Figure record listings:
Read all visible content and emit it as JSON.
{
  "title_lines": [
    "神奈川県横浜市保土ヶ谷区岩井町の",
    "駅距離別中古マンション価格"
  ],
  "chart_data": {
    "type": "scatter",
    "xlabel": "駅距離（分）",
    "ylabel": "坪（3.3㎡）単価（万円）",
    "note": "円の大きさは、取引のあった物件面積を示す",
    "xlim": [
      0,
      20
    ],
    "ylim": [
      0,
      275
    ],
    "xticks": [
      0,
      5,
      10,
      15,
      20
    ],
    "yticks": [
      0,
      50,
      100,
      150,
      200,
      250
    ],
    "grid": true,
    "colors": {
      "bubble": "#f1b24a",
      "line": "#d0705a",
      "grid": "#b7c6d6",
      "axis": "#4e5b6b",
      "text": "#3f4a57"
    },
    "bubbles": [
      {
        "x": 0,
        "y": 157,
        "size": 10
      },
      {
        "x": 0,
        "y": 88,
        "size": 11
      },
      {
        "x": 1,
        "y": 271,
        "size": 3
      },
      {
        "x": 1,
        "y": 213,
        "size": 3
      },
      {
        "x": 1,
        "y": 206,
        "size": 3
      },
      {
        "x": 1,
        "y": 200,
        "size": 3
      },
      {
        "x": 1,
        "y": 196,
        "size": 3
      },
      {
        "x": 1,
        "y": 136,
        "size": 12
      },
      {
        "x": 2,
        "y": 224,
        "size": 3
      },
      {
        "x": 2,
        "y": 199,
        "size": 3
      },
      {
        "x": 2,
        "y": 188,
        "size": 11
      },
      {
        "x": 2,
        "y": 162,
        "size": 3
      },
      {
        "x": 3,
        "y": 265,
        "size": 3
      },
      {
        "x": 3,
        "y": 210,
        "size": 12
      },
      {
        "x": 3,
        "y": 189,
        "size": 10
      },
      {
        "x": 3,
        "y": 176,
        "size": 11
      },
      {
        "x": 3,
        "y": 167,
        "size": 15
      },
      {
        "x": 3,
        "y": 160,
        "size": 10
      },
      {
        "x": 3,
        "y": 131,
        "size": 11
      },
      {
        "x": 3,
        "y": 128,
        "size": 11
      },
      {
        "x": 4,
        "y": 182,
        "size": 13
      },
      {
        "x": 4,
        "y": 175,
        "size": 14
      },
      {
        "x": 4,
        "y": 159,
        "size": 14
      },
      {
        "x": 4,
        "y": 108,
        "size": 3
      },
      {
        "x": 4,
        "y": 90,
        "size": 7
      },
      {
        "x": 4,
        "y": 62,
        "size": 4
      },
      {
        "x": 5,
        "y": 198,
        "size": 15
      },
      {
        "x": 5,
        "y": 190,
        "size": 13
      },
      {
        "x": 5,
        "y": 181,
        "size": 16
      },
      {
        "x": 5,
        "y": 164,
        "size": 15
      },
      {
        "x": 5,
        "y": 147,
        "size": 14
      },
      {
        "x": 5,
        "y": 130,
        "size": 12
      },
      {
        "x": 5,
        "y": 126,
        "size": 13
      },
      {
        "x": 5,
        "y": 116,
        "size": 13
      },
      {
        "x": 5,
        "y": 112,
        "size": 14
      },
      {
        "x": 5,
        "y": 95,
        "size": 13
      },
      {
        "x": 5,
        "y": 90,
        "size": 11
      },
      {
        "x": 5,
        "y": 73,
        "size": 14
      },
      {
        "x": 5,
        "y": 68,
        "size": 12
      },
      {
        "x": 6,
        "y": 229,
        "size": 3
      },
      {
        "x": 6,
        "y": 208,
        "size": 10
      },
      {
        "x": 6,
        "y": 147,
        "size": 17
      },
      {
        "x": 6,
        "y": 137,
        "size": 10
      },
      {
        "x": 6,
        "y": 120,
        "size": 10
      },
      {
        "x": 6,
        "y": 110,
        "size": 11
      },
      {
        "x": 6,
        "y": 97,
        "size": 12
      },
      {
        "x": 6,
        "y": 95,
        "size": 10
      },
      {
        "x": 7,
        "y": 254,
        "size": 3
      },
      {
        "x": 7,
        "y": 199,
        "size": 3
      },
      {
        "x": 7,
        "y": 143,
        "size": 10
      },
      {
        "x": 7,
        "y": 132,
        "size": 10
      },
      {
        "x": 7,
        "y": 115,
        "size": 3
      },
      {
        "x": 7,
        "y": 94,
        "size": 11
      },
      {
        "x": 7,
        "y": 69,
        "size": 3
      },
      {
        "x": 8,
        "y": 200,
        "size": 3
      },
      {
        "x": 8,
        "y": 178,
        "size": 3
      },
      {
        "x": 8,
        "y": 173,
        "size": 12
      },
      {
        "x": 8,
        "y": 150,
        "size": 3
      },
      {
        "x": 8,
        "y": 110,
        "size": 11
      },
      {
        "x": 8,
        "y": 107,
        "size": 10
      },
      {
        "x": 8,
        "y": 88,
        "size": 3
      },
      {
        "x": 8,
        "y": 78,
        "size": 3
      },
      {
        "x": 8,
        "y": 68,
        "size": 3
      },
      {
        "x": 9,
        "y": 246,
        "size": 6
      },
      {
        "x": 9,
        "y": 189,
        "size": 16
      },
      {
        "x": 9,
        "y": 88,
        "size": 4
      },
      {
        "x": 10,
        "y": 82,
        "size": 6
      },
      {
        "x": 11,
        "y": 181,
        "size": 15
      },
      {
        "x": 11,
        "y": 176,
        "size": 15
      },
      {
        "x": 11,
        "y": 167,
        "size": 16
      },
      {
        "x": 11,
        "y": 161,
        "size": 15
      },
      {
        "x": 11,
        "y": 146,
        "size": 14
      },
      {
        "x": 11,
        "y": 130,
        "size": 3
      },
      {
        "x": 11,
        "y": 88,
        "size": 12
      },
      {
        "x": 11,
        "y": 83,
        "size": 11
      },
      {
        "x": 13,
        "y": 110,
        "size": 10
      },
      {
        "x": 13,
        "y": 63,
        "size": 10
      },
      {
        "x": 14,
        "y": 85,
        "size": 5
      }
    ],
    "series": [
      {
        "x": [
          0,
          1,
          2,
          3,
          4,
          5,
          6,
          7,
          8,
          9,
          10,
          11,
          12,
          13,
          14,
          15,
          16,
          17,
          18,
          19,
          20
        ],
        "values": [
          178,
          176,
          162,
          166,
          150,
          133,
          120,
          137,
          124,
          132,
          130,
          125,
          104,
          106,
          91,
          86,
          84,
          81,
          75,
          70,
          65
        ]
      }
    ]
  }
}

What needs to be done —
Write out the entire listing exactly.

Worked answer —
Read all visible content and emit it as JSON.
{
  "title_lines": [
    "神奈川県横浜市保土ヶ谷区岩井町の",
    "駅距離別中古マンション価格"
  ],
  "chart_data": {
    "type": "scatter",
    "xlabel": "駅距離（分）",
    "ylabel": "坪（3.3㎡）単価（万円）",
    "note": "円の大きさは、取引のあった物件面積を示す",
    "xlim": [
      0,
      20
    ],
    "ylim": [
      0,
      275
    ],
    "xticks": [
      0,
      5,
      10,
      15,
      20
    ],
    "yticks": [
      0,
      50,
      100,
      150,
      200,
      250
    ],
    "grid": true,
    "colors": {
      "bubble": "#f1b24a",
      "line": "#d0705a",
      "grid": "#b7c6d6",
      "axis": "#4e5b6b",
      "text": "#3f4a57"
    },
    "bubbles": [
      {
        "x": 0,
        "y": 157,
        "size": 10
      },
      {
        "x": 0,
        "y": 88,
        "size": 11
      },
      {
        "x": 1,
        "y": 271,
        "size": 3
      },
      {
        "x": 1,
        "y": 213,
        "size": 3
      },
      {
        "x": 1,
        "y": 206,
        "size": 3
      },
      {
        "x": 1,
        "y": 200,
        "size": 3
      },
      {
        "x": 1,
        "y": 196,
        "size": 3
      },
      {
        "x": 1,
        "y": 136,
        "size": 12
      },
      {
        "x": 2,
        "y": 224,
        "size": 3
      },
      {
        "x": 2,
        "y": 199,
        "size": 3
      },
      {
        "x": 2,
        "y": 188,
        "size": 11
      },
      {
        "x": 2,
        "y": 162,
        "size": 3
      },
      {
        "x": 3,
        "y": 265,
        "size": 3
      },
      {
        "x": 3,
        "y": 210,
        "size": 12
      },
      {
        "x": 3,
        "y": 189,
        "size": 10
      },
      {
        "x": 3,
        "y": 176,
        "size": 11
      },
      {
        "x": 3,
        "y": 167,
        "size": 15
      },
      {
        "x": 3,
        "y": 160,
        "size": 10
      },
      {
        "x": 3,
        "y": 131,
        "size": 11
      },
      {
        "x": 3,
        "y": 128,
        "size": 11
      },
      {
        "x": 4,
        "y": 182,
        "size": 13
      },
      {
        "x": 4,
        "y": 175,
        "size": 14
      },
      {
        "x": 4,
        "y": 159,
        "size": 14
      },
      {
        "x": 4,
        "y": 108,
        "size": 3
      },
      {
        "x": 4,
        "y": 90,
        "size": 7
      },
      {
        "x": 4,
        "y": 62,
        "size": 4
      },
      {
        "x": 5,
        "y": 198,
        "size": 15
      },
      {
        "x": 5,
        "y": 190,
        "size": 13
      },
      {
        "x": 5,
        "y": 181,
        "size": 16
      },
      {
        "x": 5,
        "y": 164,
        "size": 15
      },
      {
        "x": 5,
        "y": 147,
        "size": 14
      },
      {
        "x": 5,
        "y": 130,
        "size": 12
      },
      {
        "x": 5,
        "y": 126,
        "size": 13
      },
      {
        "x": 5,
        "y": 116,
        "size": 13
      },
      {
        "x": 5,
        "y": 112,
        "size": 14
      },
      {
        "x": 5,
        "y": 95,
        "size": 13
      },
      {
        "x": 5,
        "y": 90,
        "size": 11
      },
      {
        "x": 5,
        "y": 73,
        "size": 14
      },
      {
        "x": 5,
        "y": 68,
        "size": 12
      },
      {
        "x": 6,
        "y": 229,
        "size": 3
      },
      {
        "x": 6,
        "y": 208,
        "size": 10
      },
      {
        "x": 6,
        "y": 147,
        "size": 17
      },
      {
        "x": 6,
        "y": 137,
        "size": 10
      },
      {
        "x": 6,
        "y": 120,
        "size": 10
      },
      {
        "x": 6,
        "y": 110,
        "size": 11
      },
      {
        "x": 6,
        "y": 97,
        "size": 12
      },
      {
        "x": 6,
        "y": 95,
        "size": 10
      },
      {
        "x": 7,
        "y": 254,
        "size": 3
      },
      {
        "x": 7,
        "y": 199,
        "size": 3
      },
      {
        "x": 7,
        "y": 143,
        "size": 10
      },
      {
        "x": 7,
        "y": 132,
        "size": 10
      },
      {
        "x": 7,
        "y": 115,
        "size": 3
      },
      {
        "x": 7,
        "y": 94,
        "size": 11
      },
      {
        "x": 7,
        "y": 69,
        "size": 3
      },
      {
        "x": 8,
        "y": 200,
        "size": 3
      },
      {
        "x": 8,
        "y": 178,
        "size": 3
      },
      {
        "x": 8,
        "y": 173,
        "size": 12
      },
      {
        "x": 8,
        "y": 150,
        "size": 3
      },
      {
        "x": 8,
        "y": 110,
        "size": 11
      },
      {
        "x": 8,
        "y": 107,
        "size": 10
      },
      {
        "x": 8,
        "y": 88,
        "size": 3
      },
      {
        "x": 8,
        "y": 78,
        "size": 3
      },
      {
        "x": 8,
        "y": 68,
        "size": 3
      },
      {
        "x": 9,
        "y": 246,
        "size": 6
      },
      {
        "x": 9,
        "y": 189,
        "size": 16
      },
      {
        "x": 9,
        "y": 88,
        "size": 4
      },
      {
        "x": 10,
        "y": 82,
        "size": 6
      },
      {
        "x": 11,
        "y": 181,
        "size": 15
      },
      {
        "x": 11,
        "y": 176,
        "size": 15
      },
      {
        "x": 11,
        "y": 167,
        "size": 16
      },
      {
        "x": 11,
        "y": 161,
        "size": 15
      },
      {
        "x": 11,
        "y": 146,
        "size": 14
      },
      {
        "x": 11,
        "y": 130,
        "size": 3
      },
      {
        "x": 11,
        "y": 88,
        "size": 12
      },
      {
        "x": 11,
        "y": 83,
        "size": 11
      },
      {
        "x": 13,
        "y": 110,
        "size": 10
      },
      {
        "x": 13,
        "y": 63,
        "size": 10
      },
      {
        "x": 14,
        "y": 85,
        "size": 5
      }
    ],
    "series": [
      {
        "x": [
          0,
          1,
          2,
          3,
          4,
          5,
          6,
          7,
          8,
          9,
          10,
          11,
          12,
          13,
          14,
          15,
          16,
          17,
          18,
          19,
          20
        ],
        "values": [
          178,
          176,
          162,
          166,
          150,
          133,
          120,
          137,
          124,
          132,
          130,
          125,
          104,
          106,
          91,
          86,
          84,
          81,
          75,
          70,
          65
        ]
      }
    ]
  }
}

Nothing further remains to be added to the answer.